Raw records:

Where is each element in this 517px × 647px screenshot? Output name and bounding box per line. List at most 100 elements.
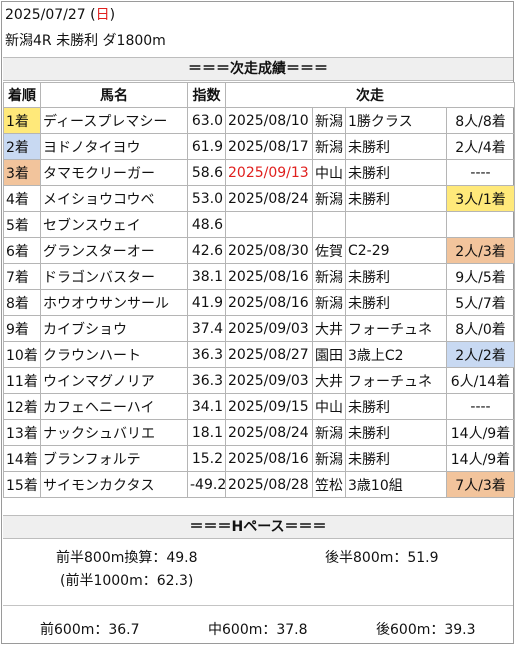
next-race-date-cell: 2025/08/17: [225, 133, 313, 160]
next-race-track-cell: 新潟: [312, 289, 346, 316]
next-race-result-cell: 2人/2着: [446, 341, 515, 368]
next-race-track-cell: 新潟: [312, 107, 346, 134]
next-race-result-cell: 7人/3着: [446, 471, 515, 498]
rank-cell: 2着: [3, 133, 41, 160]
rank-cell: 14着: [3, 445, 41, 472]
index-cell: 58.6: [187, 159, 226, 186]
table-row: 1着 ディースプレマシー 63.0 2025/08/10 新潟 1勝クラス 8人/8着: [3, 107, 515, 134]
next-race-class-cell: 3歳10組: [345, 471, 447, 498]
horse-name-cell: タマモクリーガー: [40, 159, 188, 186]
next-race-result-cell: 2人/3着: [446, 237, 515, 264]
next-race-result-cell: 5人/7着: [446, 289, 515, 316]
index-cell: 41.9: [187, 289, 226, 316]
horse-name-cell: ディースプレマシー: [40, 107, 188, 134]
col-header-index: 指数: [187, 82, 226, 108]
index-cell: 37.4: [187, 315, 226, 342]
index-cell: 36.3: [187, 341, 226, 368]
next-race-date-cell: 2025/08/27: [225, 341, 313, 368]
horse-name-cell: サイモンカクタス: [40, 471, 188, 498]
index-cell: 53.0: [187, 185, 226, 212]
rank-cell: 7着: [3, 263, 41, 290]
next-race-class-cell: フォーチュネ: [345, 367, 447, 394]
next-race-result-cell: 8人/0着: [446, 315, 515, 342]
next-race-class-cell: 未勝利: [345, 419, 447, 446]
race-day-of-week: (日): [90, 7, 116, 23]
next-race-result-cell: 14人/9着: [446, 419, 515, 446]
next-race-date-cell: 2025/08/24: [225, 419, 313, 446]
rank-cell: 3着: [3, 159, 41, 186]
horse-name-cell: グランスターオー: [40, 237, 188, 264]
horse-name-cell: ナックシュバリエ: [40, 419, 188, 446]
index-cell: 42.6: [187, 237, 226, 264]
rank-cell: 5着: [3, 211, 41, 238]
next-race-result-cell: ----: [446, 159, 515, 186]
next-race-track-cell: 大井: [312, 367, 346, 394]
next-race-date-cell: 2025/09/13: [225, 159, 313, 186]
next-race-date-cell: 2025/08/30: [225, 237, 313, 264]
horse-name-cell: ホウオウサンサール: [40, 289, 188, 316]
rank-cell: 15着: [3, 471, 41, 498]
next-race-class-cell: フォーチュネ: [345, 315, 447, 342]
middle-600m-pace: 中600m：37.8: [208, 622, 308, 638]
next-race-track-cell: 新潟: [312, 419, 346, 446]
next-race-class-cell: C2-29: [345, 237, 447, 264]
next-race-class-cell: 未勝利: [345, 393, 447, 420]
rank-cell: 11着: [3, 367, 41, 394]
horse-name-cell: ドラゴンバスター: [40, 263, 188, 290]
table-row: 11着 ウインマグノリア 36.3 2025/09/03 大井 フォーチュネ 6人/14着: [3, 367, 515, 394]
rank-cell: 6着: [3, 237, 41, 264]
table-row: 15着 サイモンカクタス -49.2 2025/08/28 笠松 3歳10組 7人/3着: [3, 471, 515, 498]
table-row: 9着 カイブショウ 37.4 2025/09/03 大井 フォーチュネ 8人/0着: [3, 315, 515, 342]
race-title: 新潟4R 未勝利 ダ1800m: [5, 33, 166, 49]
next-race-result-cell: 8人/8着: [446, 107, 515, 134]
table-row: 8着 ホウオウサンサール 41.9 2025/08/16 新潟 未勝利 5人/7着: [3, 289, 515, 316]
next-race-track-cell: 中山: [312, 159, 346, 186]
col-header-rank: 着順: [3, 82, 41, 108]
rank-cell: 10着: [3, 341, 41, 368]
table-row: 4着 メイショウコウベ 53.0 2025/08/24 新潟 未勝利 3人/1着: [3, 185, 515, 212]
table-row: 12着 カフェヘニーハイ 34.1 2025/09/15 中山 未勝利 ----: [3, 393, 515, 420]
rank-cell: 9着: [3, 315, 41, 342]
next-race-date-cell: 2025/09/03: [225, 367, 313, 394]
table-row: 6着 グランスターオー 42.6 2025/08/30 佐賀 C2-29 2人/3着: [3, 237, 515, 264]
col-header-name: 馬名: [40, 82, 188, 108]
table-row: 7着 ドラゴンバスター 38.1 2025/08/16 新潟 未勝利 9人/5着: [3, 263, 515, 290]
next-race-result-cell: 6人/14着: [446, 367, 515, 394]
next-race-class-cell: 未勝利: [345, 289, 447, 316]
table-row: 10着 クラウンハート 36.3 2025/08/27 園田 3歳上C2 2人/2着: [3, 341, 515, 368]
next-race-date-cell: 2025/08/16: [225, 289, 313, 316]
next-race-date-cell: 2025/09/15: [225, 393, 313, 420]
index-cell: 18.1: [187, 419, 226, 446]
horse-name-cell: セブンスウェイ: [40, 211, 188, 238]
horse-name-cell: ヨドノタイヨウ: [40, 133, 188, 160]
index-cell: 36.3: [187, 367, 226, 394]
table-row: 2着 ヨドノタイヨウ 61.9 2025/08/17 新潟 未勝利 2人/4着: [3, 133, 515, 160]
table-row: 13着 ナックシュバリエ 18.1 2025/08/24 新潟 未勝利 14人/9着: [3, 419, 515, 446]
rank-cell: 4着: [3, 185, 41, 212]
table-row: 3着 タマモクリーガー 58.6 2025/09/13 中山 未勝利 ----: [3, 159, 515, 186]
horse-name-cell: ブランフォルテ: [40, 445, 188, 472]
index-cell: 34.1: [187, 393, 226, 420]
table-row: 5着 セブンスウェイ 48.6: [3, 211, 515, 238]
rank-cell: 8着: [3, 289, 41, 316]
index-cell: -49.2: [187, 471, 226, 498]
rank-cell: 12着: [3, 393, 41, 420]
next-race-track-cell: 園田: [312, 341, 346, 368]
horse-name-cell: カイブショウ: [40, 315, 188, 342]
horse-name-cell: カフェヘニーハイ: [40, 393, 188, 420]
next-race-class-cell: 未勝利: [345, 133, 447, 160]
next-race-date-cell: [225, 211, 313, 238]
next-race-class-cell: 未勝利: [345, 185, 447, 212]
next-race-result-cell: ----: [446, 393, 515, 420]
next-race-date-cell: 2025/08/28: [225, 471, 313, 498]
next-race-date-cell: 2025/08/10: [225, 107, 313, 134]
next-race-result-cell: [446, 211, 515, 238]
next-race-class-cell: 3歳上C2: [345, 341, 447, 368]
next-race-date-cell: 2025/08/16: [225, 445, 313, 472]
race-date-line: 2025/07/27 (日): [5, 6, 115, 24]
next-race-class-cell: 未勝利: [345, 159, 447, 186]
index-cell: 15.2: [187, 445, 226, 472]
next-race-result-cell: 3人/1着: [446, 185, 515, 212]
last-800m-pace: 後半800m：51.9: [325, 550, 439, 566]
next-race-track-cell: 新潟: [312, 263, 346, 290]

■ Stated task ■
Rename "next-race-class-cell" to "next-race-grade-cell" throughout the entries above and change nothing else. Leave the pictures out.

■ Written reply ■
Where is each element in this 517px × 647px screenshot? Output name and bounding box per line. List at most 100 elements.
next-race-date-cell: 2025/08/17: [225, 133, 313, 160]
next-race-track-cell: 新潟: [312, 289, 346, 316]
next-race-result-cell: 2人/2着: [446, 341, 515, 368]
next-race-track-cell: 新潟: [312, 107, 346, 134]
next-race-result-cell: 7人/3着: [446, 471, 515, 498]
rank-cell: 2着: [3, 133, 41, 160]
rank-cell: 14着: [3, 445, 41, 472]
index-cell: 58.6: [187, 159, 226, 186]
table-row: 1着 ディースプレマシー 63.0 2025/08/10 新潟 1勝クラス 8人/8着: [3, 107, 515, 134]
next-race-grade-cell: 3歳10組: [345, 471, 447, 498]
horse-name-cell: タマモクリーガー: [40, 159, 188, 186]
next-race-result-cell: 2人/3着: [446, 237, 515, 264]
next-race-result-cell: 5人/7着: [446, 289, 515, 316]
index-cell: 41.9: [187, 289, 226, 316]
horse-name-cell: ディースプレマシー: [40, 107, 188, 134]
col-header-index: 指数: [187, 82, 226, 108]
index-cell: 37.4: [187, 315, 226, 342]
index-cell: 36.3: [187, 341, 226, 368]
next-race-date-cell: 2025/08/27: [225, 341, 313, 368]
horse-name-cell: サイモンカクタス: [40, 471, 188, 498]
index-cell: 53.0: [187, 185, 226, 212]
rank-cell: 7着: [3, 263, 41, 290]
next-race-grade-cell: フォーチュネ: [345, 367, 447, 394]
next-race-result-cell: 8人/0着: [446, 315, 515, 342]
next-race-grade-cell: 未勝利: [345, 419, 447, 446]
race-day-of-week: (日): [90, 7, 116, 23]
next-race-result-cell: 14人/9着: [446, 419, 515, 446]
next-race-date-cell: 2025/08/24: [225, 419, 313, 446]
rank-cell: 3着: [3, 159, 41, 186]
horse-name-cell: グランスターオー: [40, 237, 188, 264]
horse-name-cell: ナックシュバリエ: [40, 419, 188, 446]
index-cell: 42.6: [187, 237, 226, 264]
rank-cell: 5着: [3, 211, 41, 238]
next-race-result-cell: ----: [446, 159, 515, 186]
next-race-track-cell: 大井: [312, 367, 346, 394]
next-race-date-cell: 2025/09/13: [225, 159, 313, 186]
next-race-date-cell: 2025/08/30: [225, 237, 313, 264]
horse-name-cell: ホウオウサンサール: [40, 289, 188, 316]
rank-cell: 15着: [3, 471, 41, 498]
next-race-grade-cell: フォーチュネ: [345, 315, 447, 342]
middle-600m-pace: 中600m：37.8: [208, 622, 308, 638]
next-race-track-cell: 新潟: [312, 419, 346, 446]
next-race-grade-cell: C2-29: [345, 237, 447, 264]
next-race-grade-cell: 未勝利: [345, 393, 447, 420]
rank-cell: 11着: [3, 367, 41, 394]
horse-name-cell: ドラゴンバスター: [40, 263, 188, 290]
table-row: 11着 ウインマグノリア 36.3 2025/09/03 大井 フォーチュネ 6人/14着: [3, 367, 515, 394]
rank-cell: 6着: [3, 237, 41, 264]
table-row: 15着 サイモンカクタス -49.2 2025/08/28 笠松 3歳10組 7人/3着: [3, 471, 515, 498]
table-row: 9着 カイブショウ 37.4 2025/09/03 大井 フォーチュネ 8人/0着: [3, 315, 515, 342]
race-title: 新潟4R 未勝利 ダ1800m: [5, 33, 166, 49]
next-race-result-cell: 8人/8着: [446, 107, 515, 134]
table-row: 8着 ホウオウサンサール 41.9 2025/08/16 新潟 未勝利 5人/7着: [3, 289, 515, 316]
next-race-track-cell: 中山: [312, 159, 346, 186]
col-header-rank: 着順: [3, 82, 41, 108]
rank-cell: 10着: [3, 341, 41, 368]
table-row: 4着 メイショウコウベ 53.0 2025/08/24 新潟 未勝利 3人/1着: [3, 185, 515, 212]
table-row: 12着 カフェヘニーハイ 34.1 2025/09/15 中山 未勝利 ----: [3, 393, 515, 420]
rank-cell: 9着: [3, 315, 41, 342]
next-race-date-cell: 2025/09/03: [225, 367, 313, 394]
table-row: 6着 グランスターオー 42.6 2025/08/30 佐賀 C2-29 2人/3着: [3, 237, 515, 264]
col-header-name: 馬名: [40, 82, 188, 108]
table-row: 7着 ドラゴンバスター 38.1 2025/08/16 新潟 未勝利 9人/5着: [3, 263, 515, 290]
next-race-result-cell: 6人/14着: [446, 367, 515, 394]
next-race-grade-cell: 未勝利: [345, 289, 447, 316]
table-row: 10着 クラウンハート 36.3 2025/08/27 園田 3歳上C2 2人/2着: [3, 341, 515, 368]
next-race-date-cell: 2025/08/16: [225, 289, 313, 316]
next-race-date-cell: 2025/09/15: [225, 393, 313, 420]
index-cell: 18.1: [187, 419, 226, 446]
horse-name-cell: セブンスウェイ: [40, 211, 188, 238]
horse-name-cell: ヨドノタイヨウ: [40, 133, 188, 160]
index-cell: 36.3: [187, 367, 226, 394]
table-row: 2着 ヨドノタイヨウ 61.9 2025/08/17 新潟 未勝利 2人/4着: [3, 133, 515, 160]
table-row: 13着 ナックシュバリエ 18.1 2025/08/24 新潟 未勝利 14人/9着: [3, 419, 515, 446]
rank-cell: 4着: [3, 185, 41, 212]
table-row: 3着 タマモクリーガー 58.6 2025/09/13 中山 未勝利 ----: [3, 159, 515, 186]
horse-name-cell: ブランフォルテ: [40, 445, 188, 472]
index-cell: 34.1: [187, 393, 226, 420]
table-row: 5着 セブンスウェイ 48.6: [3, 211, 515, 238]
rank-cell: 8着: [3, 289, 41, 316]
index-cell: -49.2: [187, 471, 226, 498]
rank-cell: 12着: [3, 393, 41, 420]
next-race-track-cell: 園田: [312, 341, 346, 368]
horse-name-cell: カイブショウ: [40, 315, 188, 342]
horse-name-cell: カフェヘニーハイ: [40, 393, 188, 420]
next-race-grade-cell: 未勝利: [345, 133, 447, 160]
next-race-date-cell: [225, 211, 313, 238]
next-race-grade-cell: 未勝利: [345, 185, 447, 212]
next-race-result-cell: ----: [446, 393, 515, 420]
next-race-date-cell: 2025/08/28: [225, 471, 313, 498]
next-race-date-cell: 2025/08/10: [225, 107, 313, 134]
next-race-result-cell: [446, 211, 515, 238]
next-race-grade-cell: 3歳上C2: [345, 341, 447, 368]
next-race-date-cell: 2025/08/16: [225, 445, 313, 472]
race-date-line: 2025/07/27 (日): [5, 6, 115, 24]
next-race-grade-cell: 未勝利: [345, 159, 447, 186]
index-cell: 15.2: [187, 445, 226, 472]
next-race-result-cell: 3人/1着: [446, 185, 515, 212]
last-800m-pace: 後半800m：51.9: [325, 550, 439, 566]
next-race-track-cell: 新潟: [312, 263, 346, 290]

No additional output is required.